• Task goal
For the entries that follow, tally the lines holding the string "alcance". Give the total and nothing else.

[Extracted records]

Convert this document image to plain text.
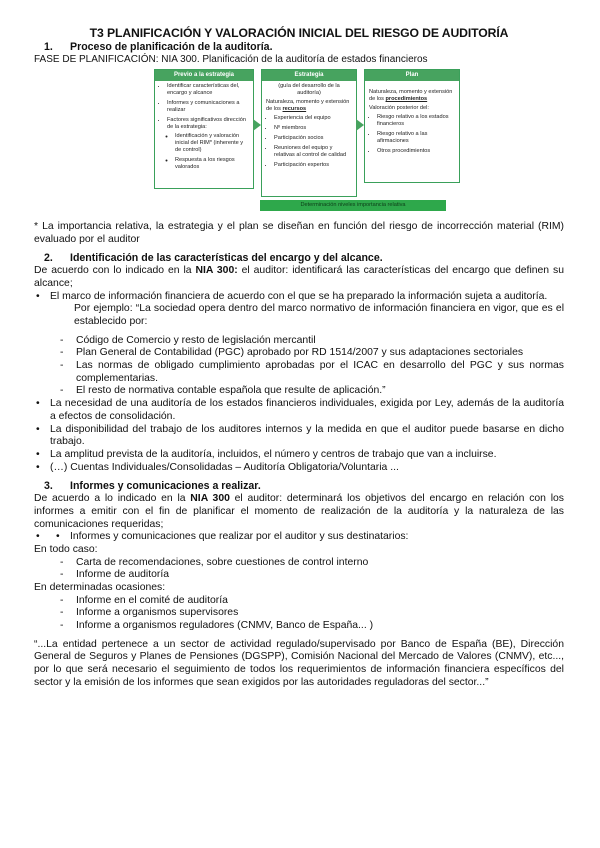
T3 PLANIFICACIÓN Y VALORACIÓN INICIAL DEL RIESGO DE AUDITORÍA

1. Proceso de planificación de la auditoría.

FASE DE PLANIFICACIÓN: NIA 300. Planificación de la auditoría de estados financieros

Previo a la estrategia
• Identificar características del, encargo y alcance
• Informes y comunicaciones a realizar
• Factores significativos dirección de la estrategia:
◦ Identificación y valoración inicial del RIM* (inherente y de control)
◦ Respuesta a los riesgos valorados
Estrategia

(guía del desarrollo de la auditoría)

Naturaleza, momento y extensión de los recursos

• Experiencia del equipo
• Nº miembros
• Participación socios
• Reuniones del equipo y relativas al control de calidad
• Participación expertos
Plan

Naturaleza, momento y extensión de los procedimientos

Valoración posterior del:

• Riesgo relativo a los estados financieros
• Riesgo relativo a las afirmaciones
• Otros procedimientos
Determinación niveles importancia relativa

* La importancia relativa, la estrategia y el plan se diseñan en función del riesgo de incorrección material (RIM) evaluado por el auditor

2. Identificación de las características del encargo y del alcance.

De acuerdo con lo indicado en la NIA 300: el auditor: identificará las características del encargo que definen su alcance;

• El marco de información financiera de acuerdo con el que se ha preparado la información sujeta a auditoría.

Por ejemplo: “La sociedad opera dentro del marco normativo de información financiera en vigor, que es el establecido por:

- Código de Comercio y resto de legislación mercantil

- Plan General de Contabilidad (PGC) aprobado por RD 1514/2007 y sus adaptaciones sectoriales

- Las normas de obligado cumplimiento aprobadas por el ICAC en desarrollo del PGC y sus normas complementarias.

- El resto de normativa contable española que resulte de aplicación.”

• La necesidad de una auditoría de los estados financieros individuales, exigida por Ley, además de la auditoría a efectos de consolidación.

• La disponibilidad del trabajo de los auditores internos y la medida en que el auditor puede basarse en dicho trabajo.

• La amplitud prevista de la auditoría, incluidos, el número y centros de trabajo que van a incluirse.

• (…) Cuentas Individuales/Consolidadas – Auditoría Obligatoria/Voluntaria ...

3. Informes y comunicaciones a realizar.

De acuerdo a lo indicado en la NIA 300 el auditor: determinará los objetivos del encargo en relación con los informes a emitir con el fin de planificar el momento de realización de la auditoría y la naturaleza de las comunicaciones requeridas;

• • Informes y comunicaciones que realizar por el auditor y sus destinatarios:

En todo caso:

- Carta de recomendaciones, sobre cuestiones de control interno

- Informe de auditoría

En determinadas ocasiones:

- Informe en el comité de auditoría

- Informe a organismos supervisores

- Informe a organismos reguladores (CNMV, Banco de España... )

“...La entidad pertenece a un sector de actividad regulado/supervisado por Banco de España (BE), Dirección General de Seguros y Planes de Pensiones (DGSPP), Comisión Nacional del Mercado de Valores (CNMV), etc..., por lo que será necesario el seguimiento de todos los requerimientos de información financiera específicos del sector y la emisión de los informes que sean exigidos por las autoridades reguladoras del sector...”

• Result of the exercise
3